— START OF EXERCISE MATERIAL —

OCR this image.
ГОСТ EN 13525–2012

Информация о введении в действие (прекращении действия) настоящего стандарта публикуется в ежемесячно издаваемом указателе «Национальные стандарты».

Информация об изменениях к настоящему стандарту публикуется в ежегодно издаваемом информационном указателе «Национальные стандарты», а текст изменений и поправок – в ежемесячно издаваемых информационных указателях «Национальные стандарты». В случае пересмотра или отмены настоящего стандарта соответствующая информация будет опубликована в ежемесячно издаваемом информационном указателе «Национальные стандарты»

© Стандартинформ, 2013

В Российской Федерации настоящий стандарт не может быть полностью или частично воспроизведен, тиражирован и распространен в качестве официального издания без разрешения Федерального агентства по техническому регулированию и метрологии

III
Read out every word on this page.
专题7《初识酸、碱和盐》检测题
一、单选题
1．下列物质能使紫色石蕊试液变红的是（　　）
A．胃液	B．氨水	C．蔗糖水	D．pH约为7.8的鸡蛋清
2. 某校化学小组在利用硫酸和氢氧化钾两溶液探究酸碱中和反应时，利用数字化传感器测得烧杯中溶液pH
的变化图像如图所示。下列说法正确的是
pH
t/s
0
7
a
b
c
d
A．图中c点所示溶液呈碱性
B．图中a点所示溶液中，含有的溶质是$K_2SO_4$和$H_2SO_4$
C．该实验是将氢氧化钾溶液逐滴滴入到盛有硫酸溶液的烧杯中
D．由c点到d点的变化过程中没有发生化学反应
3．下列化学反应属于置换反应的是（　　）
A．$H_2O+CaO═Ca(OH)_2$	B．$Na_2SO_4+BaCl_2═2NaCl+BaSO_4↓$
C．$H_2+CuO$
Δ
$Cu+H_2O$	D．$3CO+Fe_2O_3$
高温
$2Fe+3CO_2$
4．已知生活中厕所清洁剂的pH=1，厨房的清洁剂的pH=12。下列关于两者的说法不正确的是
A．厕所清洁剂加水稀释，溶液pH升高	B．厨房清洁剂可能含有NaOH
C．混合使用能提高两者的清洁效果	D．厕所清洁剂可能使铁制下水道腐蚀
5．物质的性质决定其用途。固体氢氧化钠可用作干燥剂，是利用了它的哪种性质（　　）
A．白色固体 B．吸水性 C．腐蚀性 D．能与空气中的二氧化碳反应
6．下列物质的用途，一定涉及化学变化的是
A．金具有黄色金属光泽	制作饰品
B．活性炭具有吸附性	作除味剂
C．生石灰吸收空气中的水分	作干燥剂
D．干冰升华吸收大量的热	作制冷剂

— END OF EXERCISE MATERIAL —

▸ WHAT NEEDS TO BE DONE
Repeat the entries shown above, every one, word for word.

▸ RESULT OF THE EXERCISE
OCR this image.
ГОСТ EN 13525–2012

Информация о введении в действие (прекращении действия) настоящего стандарта публикуется в ежемесячно издаваемом указателе «Национальные стандарты».

Информация об изменениях к настоящему стандарту публикуется в ежегодно издаваемом информационном указателе «Национальные стандарты», а текст изменений и поправок – в ежемесячно издаваемых информационных указателях «Национальные стандарты». В случае пересмотра или отмены настоящего стандарта соответствующая информация будет опубликована в ежемесячно издаваемом информационном указателе «Национальные стандарты»

© Стандартинформ, 2013

В Российской Федерации настоящий стандарт не может быть полностью или частично воспроизведен, тиражирован и распространен в качестве официального издания без разрешения Федерального агентства по техническому регулированию и метрологии

III
Read out every word on this page.
专题7《初识酸、碱和盐》检测题
一、单选题
1．下列物质能使紫色石蕊试液变红的是（　　）
A．胃液	B．氨水	C．蔗糖水	D．pH约为7.8的鸡蛋清
2. 某校化学小组在利用硫酸和氢氧化钾两溶液探究酸碱中和反应时，利用数字化传感器测得烧杯中溶液pH
的变化图像如图所示。下列说法正确的是
pH
t/s
0
7
a
b
c
d
A．图中c点所示溶液呈碱性
B．图中a点所示溶液中，含有的溶质是$K_2SO_4$和$H_2SO_4$
C．该实验是将氢氧化钾溶液逐滴滴入到盛有硫酸溶液的烧杯中
D．由c点到d点的变化过程中没有发生化学反应
3．下列化学反应属于置换反应的是（　　）
A．$H_2O+CaO═Ca(OH)_2$	B．$Na_2SO_4+BaCl_2═2NaCl+BaSO_4↓$
C．$H_2+CuO$
Δ
$Cu+H_2O$	D．$3CO+Fe_2O_3$
高温
$2Fe+3CO_2$
4．已知生活中厕所清洁剂的pH=1，厨房的清洁剂的pH=12。下列关于两者的说法不正确的是
A．厕所清洁剂加水稀释，溶液pH升高	B．厨房清洁剂可能含有NaOH
C．混合使用能提高两者的清洁效果	D．厕所清洁剂可能使铁制下水道腐蚀
5．物质的性质决定其用途。固体氢氧化钠可用作干燥剂，是利用了它的哪种性质（　　）
A．白色固体 B．吸水性 C．腐蚀性 D．能与空气中的二氧化碳反应
6．下列物质的用途，一定涉及化学变化的是
A．金具有黄色金属光泽	制作饰品
B．活性炭具有吸附性	作除味剂
C．生石灰吸收空气中的水分	作干燥剂
D．干冰升华吸收大量的热	作制冷剂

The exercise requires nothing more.